◆ **TASK**
Turn the lines below into a numbered list, skipping any blank lines and leaving out the pictures.

=======

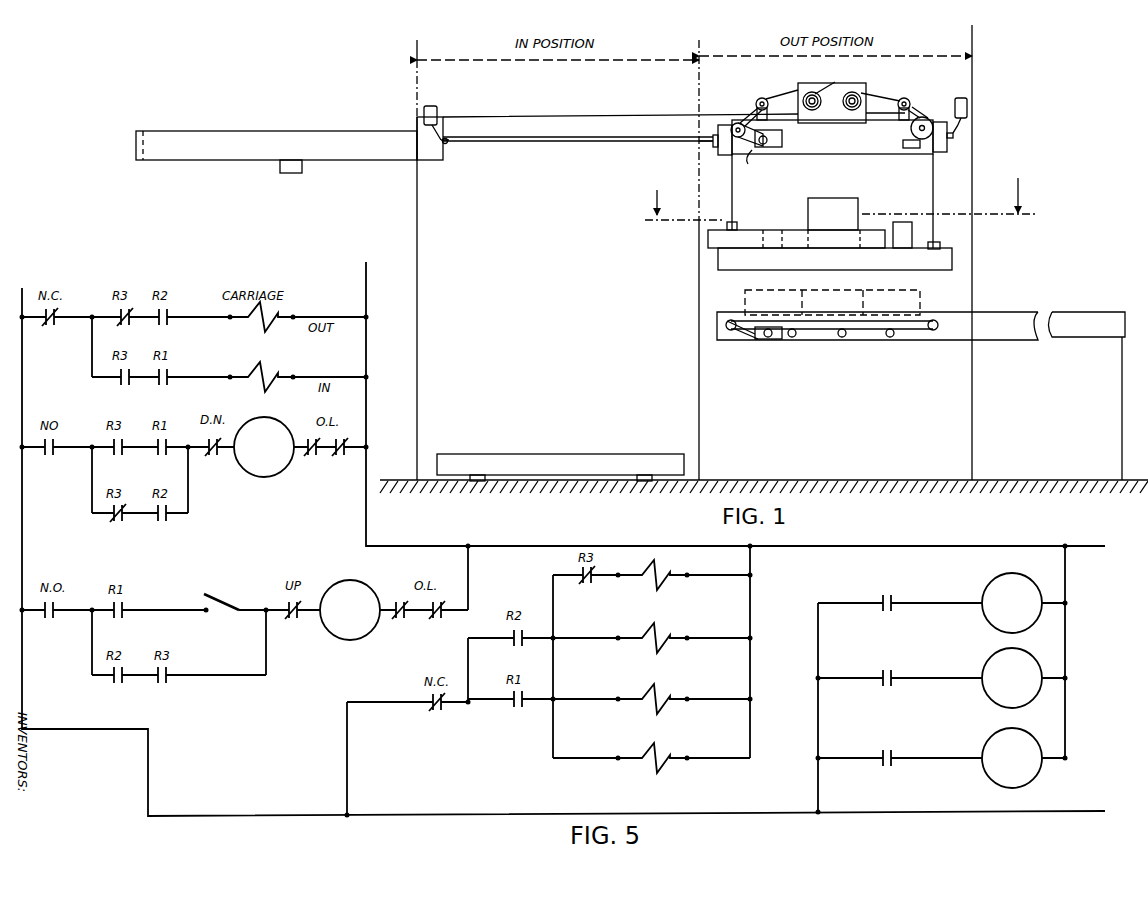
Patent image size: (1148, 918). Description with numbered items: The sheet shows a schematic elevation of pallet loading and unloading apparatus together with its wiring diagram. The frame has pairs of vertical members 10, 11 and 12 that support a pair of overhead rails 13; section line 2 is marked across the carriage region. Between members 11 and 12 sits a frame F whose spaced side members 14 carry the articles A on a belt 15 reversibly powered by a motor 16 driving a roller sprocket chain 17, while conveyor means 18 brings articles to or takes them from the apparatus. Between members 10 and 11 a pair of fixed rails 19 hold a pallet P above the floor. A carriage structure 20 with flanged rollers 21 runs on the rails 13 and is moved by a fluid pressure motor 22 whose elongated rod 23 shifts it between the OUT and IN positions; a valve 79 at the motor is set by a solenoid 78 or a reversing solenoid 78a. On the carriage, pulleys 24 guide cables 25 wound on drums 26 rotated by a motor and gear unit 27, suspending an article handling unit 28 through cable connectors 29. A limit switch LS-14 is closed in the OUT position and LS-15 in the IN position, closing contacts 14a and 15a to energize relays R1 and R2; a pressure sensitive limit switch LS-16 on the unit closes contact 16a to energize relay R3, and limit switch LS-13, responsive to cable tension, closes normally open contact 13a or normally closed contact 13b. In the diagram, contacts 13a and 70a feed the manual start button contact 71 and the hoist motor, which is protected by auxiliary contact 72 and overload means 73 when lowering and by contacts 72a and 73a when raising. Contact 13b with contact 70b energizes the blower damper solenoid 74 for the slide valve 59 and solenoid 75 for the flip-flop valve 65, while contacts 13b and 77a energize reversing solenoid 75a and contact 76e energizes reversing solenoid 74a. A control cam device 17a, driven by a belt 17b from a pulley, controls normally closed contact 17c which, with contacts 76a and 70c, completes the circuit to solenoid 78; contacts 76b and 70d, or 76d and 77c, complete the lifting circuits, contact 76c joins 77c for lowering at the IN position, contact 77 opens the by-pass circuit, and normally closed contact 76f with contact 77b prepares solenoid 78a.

In FIG. 1, the vertical members 10 is at (417, 222).
In FIG. 1, the vertical members 11 is at (699, 372).
In FIG. 1, the vertical members 12 is at (972, 394).
In FIG. 1, the overhead rails 13 is at (580, 117).
In FIG. 1, the side members 14 is at (840, 345).
In FIG. 1, the belt 15 is at (840, 315).
In FIG. 1, the motor 16 is at (776, 344).
In FIG. 1, the roller sprocket chain 17 is at (740, 345).
In FIG. 1, the control cam device 17a is at (784, 139).
In FIG. 1, the belt 17b is at (762, 163).
In FIG. 5, the belt 17b is at (48, 459).
In FIG. 5, the normally closed contact 17c is at (49, 328).
In FIG. 1, the conveyor means 18 is at (1078, 312).
In FIG. 1, the fixed rails 19 is at (478, 482).
In FIG. 1, the carriage structure 20 is at (842, 156).
In FIG. 1, the flanged rollers 21 is at (763, 98).
In FIG. 1, the fluid pressure motor 22 is at (238, 131).
In FIG. 1, the elongated rod 23 is at (518, 145).
In FIG. 1, the pulleys 24 is at (738, 122).
In FIG. 1, the cables 25 is at (732, 176).
In FIG. 1, the drums 26 is at (852, 92).
In FIG. 1, the motor and gear unit 27 is at (812, 92).
In FIG. 5, the motor and gear unit 27 is at (266, 478).
In FIG. 1, the article handling unit 28 is at (790, 222).
In FIG. 1, the cable connectors 29 is at (735, 222).
In FIG. 1, the section line 2- 2 is at (837, 194).
In FIG. 1, the valve 79 is at (292, 173).
In FIG. 1, the limit switch LS-13 is at (903, 143).
In FIG. 1, the limit switch LS-14 is at (967, 104).
In FIG. 1, the limit switch LS-15 is at (437, 110).
In FIG. 1, the limit switch LS-16 is at (902, 222).
In FIG. 1, the articles A is at (830, 290).
In FIG. 1, the frame F is at (900, 346).
In FIG. 1, the pallet P is at (472, 456).
In FIG. 5, the normally open contact 13a is at (49, 622).
In FIG. 5, the normally closed contact 13b is at (437, 714).
In FIG. 5, the normally open contact 14a is at (887, 614).
In FIG. 5, the normally open contact 15a is at (887, 690).
In FIG. 5, the normally open contact 16a is at (889, 770).
In FIG. 5, the contact 70a is at (117, 620).
In FIG. 5, the contact 70b is at (517, 711).
In FIG. 5, the normally open contact 70c is at (163, 388).
In FIG. 5, the contact 70d is at (163, 458).
In FIG. 5, the start button contact 71 is at (213, 592).
In FIG. 5, the auxiliary contact 72 is at (293, 622).
In FIG. 5, the auxiliary contact 72a is at (213, 458).
In FIG. 5, the overload means 73 is at (417, 622).
In FIG. 5, the auxiliary contact 73a is at (326, 457).
In FIG. 5, the blower damper solenoid 74 is at (652, 701).
In FIG. 5, the reversing solenoid 74a is at (652, 577).
In FIG. 5, the solenoid 75 is at (650, 761).
In FIG. 5, the reversing solenoid 75a is at (652, 640).
In FIG. 5, the normally open contact 76a is at (121, 388).
In FIG. 5, the normally closed contact 76b is at (117, 458).
In FIG. 5, the contact 76c is at (165, 687).
In FIG. 5, the contact 76d is at (117, 524).
In FIG. 5, the contact 76e is at (582, 584).
In FIG. 5, the normally closed contact 76f is at (122, 328).
In FIG. 5, the contact 77 is at (115, 687).
In FIG. 5, the contact 77a is at (516, 650).
In FIG. 5, the contact 77b is at (165, 328).
In FIG. 5, the contact 77c is at (165, 524).
In FIG. 5, the solenoid 78 is at (261, 384).
In FIG. 5, the reversing solenoid 78a is at (261, 325).
In FIG. 5, the slide valve 59 is at (657, 659).
In FIG. 5, the flip-flop valve 65 is at (674, 721).
In FIG. 5, the relay R1 is at (1012, 603).
In FIG. 5, the relay R2 is at (1012, 678).
In FIG. 5, the relay R3 is at (1012, 758).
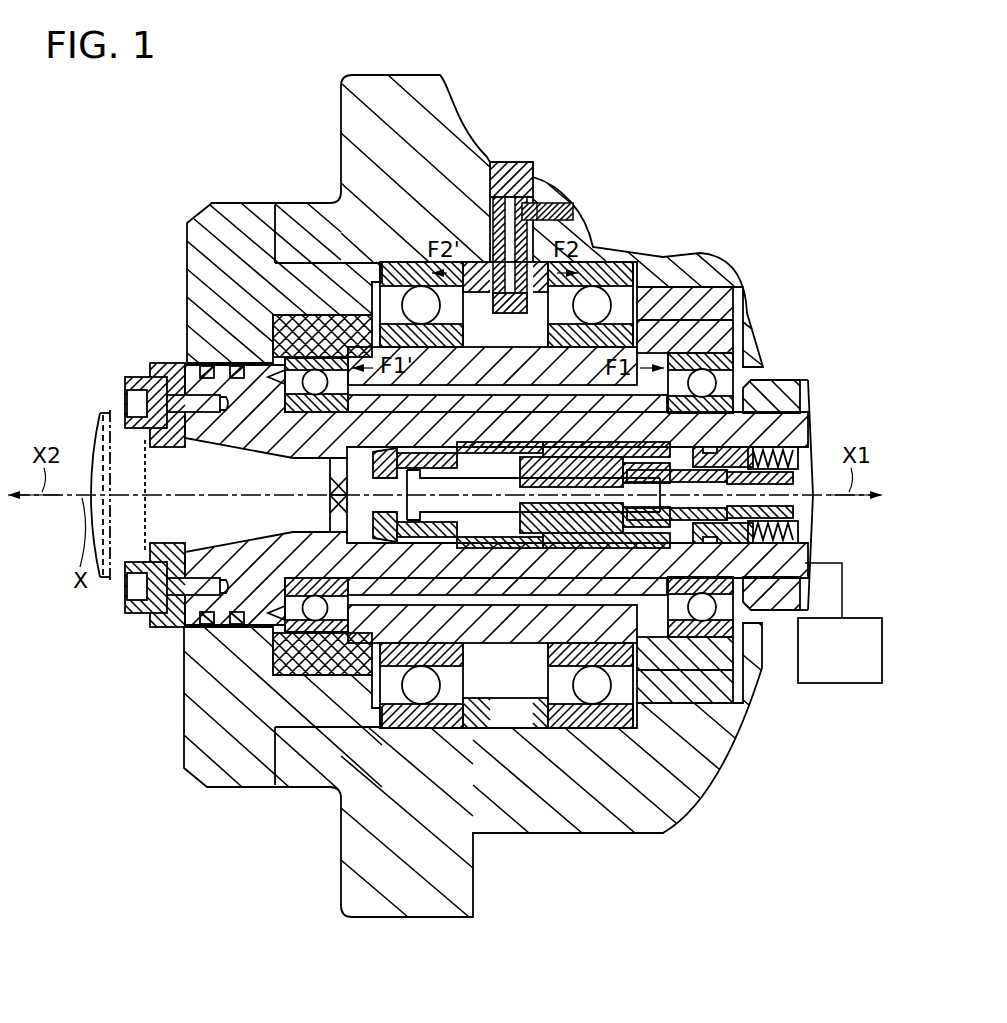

=======

◆ **ANSWER TO THE PROBLEM**
1. Patent image size: (1148, 918). Description with numbered items: The sheet shows a schematic elevation of pallet loading and unloading apparatus together with its wiring diagram. The frame has pairs of vertical members 10, 11 and 12 that support a pair of overhead rails 13; section line 2 is marked across the carriage region. Between members 11 and 12 sits a frame F whose spaced side members 14 carry the articles A on a belt 15 reversibly powered by a motor 16 driving a roller sprocket chain 17, while conveyor means 18 brings articles to or takes them from the apparatus. Between members 10 and 11 a pair of fixed rails 19 hold a pallet P above the floor. A carriage structure 20 with flanged rollers 21 runs on the rails 13 and is moved by a fluid pressure motor 22 whose elongated rod 23 shifts it between the OUT and IN positions; a valve 79 at the motor is set by a solenoid 78 or a reversing solenoid 78a. On the carriage, pulleys 24 guide cables 25 wound on drums 26 rotated by a motor and gear unit 27, suspending an article handling unit 28 through cable connectors 29. A limit switch LS-14 is closed in the OUT position and LS-15 in the IN position, closing contacts 14a and 15a to energize relays R1 and R2; a pressure sensitive limit switch LS-16 on the unit closes contact 16a to energize relay R3, and limit switch LS-13, responsive to cable tension, closes normally open contact 13a or normally closed contact 13b. In the diagram, contacts 13a and 70a feed the manual start button contact 71 and the hoist motor, which is protected by auxiliary contact 72 and overload means 73 when lowering and by contacts 72a and 73a when raising. Contact 13b with contact 70b energizes the blower damper solenoid 74 for the slide valve 59 and solenoid 75 for the flip-flop valve 65, while contacts 13b and 77a energize reversing solenoid 75a and contact 76e energizes reversing solenoid 74a. A control cam device 17a, driven by a belt 17b from a pulley, controls normally closed contact 17c which, with contacts 76a and 70c, completes the circuit to solenoid 78; contacts 76b and 70d, or 76d and 77c, complete the lifting circuits, contact 76c joins 77c for lowering at the IN position, contact 77 opens the by-pass circuit, and normally closed contact 76f with contact 77b prepares solenoid 78a.
2. In FIG. 1, the vertical members 10 is at (417, 222).
3. In FIG. 1, the vertical members 11 is at (699, 372).
4. In FIG. 1, the vertical members 12 is at (972, 394).
5. In FIG. 1, the overhead rails 13 is at (580, 117).
6. In FIG. 1, the side members 14 is at (840, 345).
7. In FIG. 1, the belt 15 is at (840, 315).
8. In FIG. 1, the motor 16 is at (776, 344).
9. In FIG. 1, the roller sprocket chain 17 is at (740, 345).
10. In FIG. 1, the control cam device 17a is at (784, 139).
11. In FIG. 1, the belt 17b is at (762, 163).
12. In FIG. 5, the belt 17b is at (48, 459).
13. In FIG. 5, the normally closed contact 17c is at (49, 328).
14. In FIG. 1, the conveyor means 18 is at (1078, 312).
15. In FIG. 1, the fixed rails 19 is at (478, 482).
16. In FIG. 1, the carriage structure 20 is at (842, 156).
17. In FIG. 1, the flanged rollers 21 is at (763, 98).
18. In FIG. 1, the fluid pressure motor 22 is at (238, 131).
19. In FIG. 1, the elongated rod 23 is at (518, 145).
20. In FIG. 1, the pulleys 24 is at (738, 122).
21. In FIG. 1, the cables 25 is at (732, 176).
22. In FIG. 1, the drums 26 is at (852, 92).
23. In FIG. 1, the motor and gear unit 27 is at (812, 92).
24. In FIG. 5, the motor and gear unit 27 is at (266, 478).
25. In FIG. 1, the article handling unit 28 is at (790, 222).
26. In FIG. 1, the cable connectors 29 is at (735, 222).
27. In FIG. 1, the section line 2- 2 is at (837, 194).
28. In FIG. 1, the valve 79 is at (292, 173).
29. In FIG. 1, the limit switch LS-13 is at (903, 143).
30. In FIG. 1, the limit switch LS-14 is at (967, 104).
31. In FIG. 1, the limit switch LS-15 is at (437, 110).
32. In FIG. 1, the limit switch LS-16 is at (902, 222).
33. In FIG. 1, the articles A is at (830, 290).
34. In FIG. 1, the frame F is at (900, 346).
35. In FIG. 1, the pallet P is at (472, 456).
36. In FIG. 5, the normally open contact 13a is at (49, 622).
37. In FIG. 5, the normally closed contact 13b is at (437, 714).
38. In FIG. 5, the normally open contact 14a is at (887, 614).
39. In FIG. 5, the normally open contact 15a is at (887, 690).
40. In FIG. 5, the normally open contact 16a is at (889, 770).
41. In FIG. 5, the contact 70a is at (117, 620).
42. In FIG. 5, the contact 70b is at (517, 711).
43. In FIG. 5, the normally open contact 70c is at (163, 388).
44. In FIG. 5, the contact 70d is at (163, 458).
45. In FIG. 5, the start button contact 71 is at (213, 592).
46. In FIG. 5, the auxiliary contact 72 is at (293, 622).
47. In FIG. 5, the auxiliary contact 72a is at (213, 458).
48. In FIG. 5, the overload means 73 is at (417, 622).
49. In FIG. 5, the auxiliary contact 73a is at (326, 457).
50. In FIG. 5, the blower damper solenoid 74 is at (652, 701).
51. In FIG. 5, the reversing solenoid 74a is at (652, 577).
52. In FIG. 5, the solenoid 75 is at (650, 761).
53. In FIG. 5, the reversing solenoid 75a is at (652, 640).
54. In FIG. 5, the normally open contact 76a is at (121, 388).
55. In FIG. 5, the normally closed contact 76b is at (117, 458).
56. In FIG. 5, the contact 76c is at (165, 687).
57. In FIG. 5, the contact 76d is at (117, 524).
58. In FIG. 5, the contact 76e is at (582, 584).
59. In FIG. 5, the normally closed contact 76f is at (122, 328).
60. In FIG. 5, the contact 77 is at (115, 687).
61. In FIG. 5, the contact 77a is at (516, 650).
62. In FIG. 5, the contact 77b is at (165, 328).
63. In FIG. 5, the contact 77c is at (165, 524).
64. In FIG. 5, the solenoid 78 is at (261, 384).
65. In FIG. 5, the reversing solenoid 78a is at (261, 325).
66. In FIG. 5, the slide valve 59 is at (657, 659).
67. In FIG. 5, the flip-flop valve 65 is at (674, 721).
68. In FIG. 5, the relay R1 is at (1012, 603).
69. In FIG. 5, the relay R2 is at (1012, 678).
70. In FIG. 5, the relay R3 is at (1012, 758).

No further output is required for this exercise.